EXTRACTED MATERIAL:
---------------
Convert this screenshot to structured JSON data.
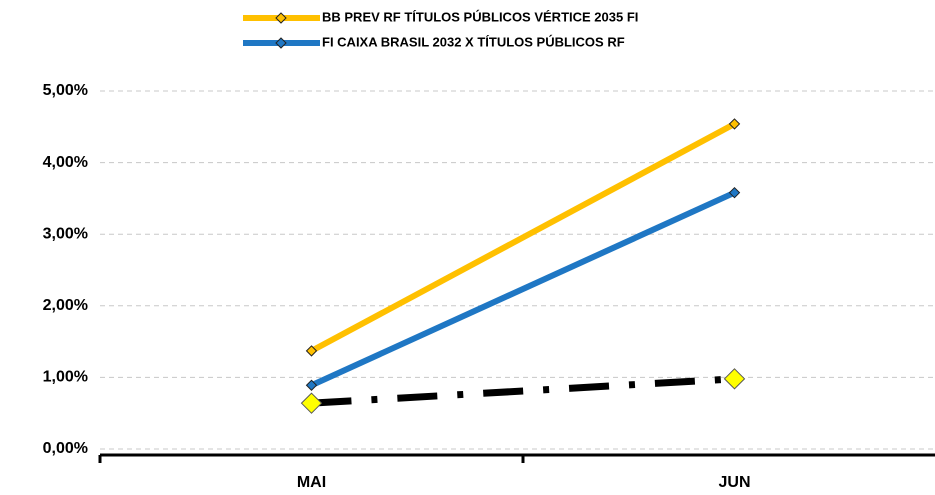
{
  "chart_data": {
    "type": "line",
    "categories": [
      "MAI",
      "JUN"
    ],
    "series": [
      {
        "name": "BB PREV RF TÍTULOS PÚBLICOS VÉRTICE 2035 FI",
        "color": "#ffc000",
        "marker_color": "#ffc000",
        "values": [
          1.37,
          4.54
        ]
      },
      {
        "name": "FI CAIXA BRASIL 2032 X TÍTULOS PÚBLICOS RF",
        "color": "#1f77c4",
        "marker_color": "#1f77c4",
        "values": [
          0.89,
          3.58
        ]
      },
      {
        "color": "#000000",
        "marker_color": "#ffff00",
        "dash": "dash-dot",
        "values": [
          0.64,
          0.98
        ]
      }
    ],
    "ylim": [
      0,
      5
    ],
    "yticks": [
      {
        "value": 0,
        "label": "0,00%"
      },
      {
        "value": 1,
        "label": "1,00%"
      },
      {
        "value": 2,
        "label": "2,00%"
      },
      {
        "value": 3,
        "label": "3,00%"
      },
      {
        "value": 4,
        "label": "4,00%"
      },
      {
        "value": 5,
        "label": "5,00%"
      }
    ],
    "grid": true,
    "legend": "top"
  }
}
---------------
Repeat the data exactly, dropping every picture it holds.

RESULT BELOW:
Convert this screenshot to structured JSON data.
{
  "chart_data": {
    "type": "line",
    "categories": [
      "MAI",
      "JUN"
    ],
    "series": [
      {
        "name": "BB PREV RF TÍTULOS PÚBLICOS VÉRTICE 2035 FI",
        "color": "#ffc000",
        "marker_color": "#ffc000",
        "values": [
          1.37,
          4.54
        ]
      },
      {
        "name": "FI CAIXA BRASIL 2032 X TÍTULOS PÚBLICOS RF",
        "color": "#1f77c4",
        "marker_color": "#1f77c4",
        "values": [
          0.89,
          3.58
        ]
      },
      {
        "color": "#000000",
        "marker_color": "#ffff00",
        "dash": "dash-dot",
        "values": [
          0.64,
          0.98
        ]
      }
    ],
    "ylim": [
      0,
      5
    ],
    "yticks": [
      {
        "value": 0,
        "label": "0,00%"
      },
      {
        "value": 1,
        "label": "1,00%"
      },
      {
        "value": 2,
        "label": "2,00%"
      },
      {
        "value": 3,
        "label": "3,00%"
      },
      {
        "value": 4,
        "label": "4,00%"
      },
      {
        "value": 5,
        "label": "5,00%"
      }
    ],
    "grid": true,
    "legend": "top"
  }
}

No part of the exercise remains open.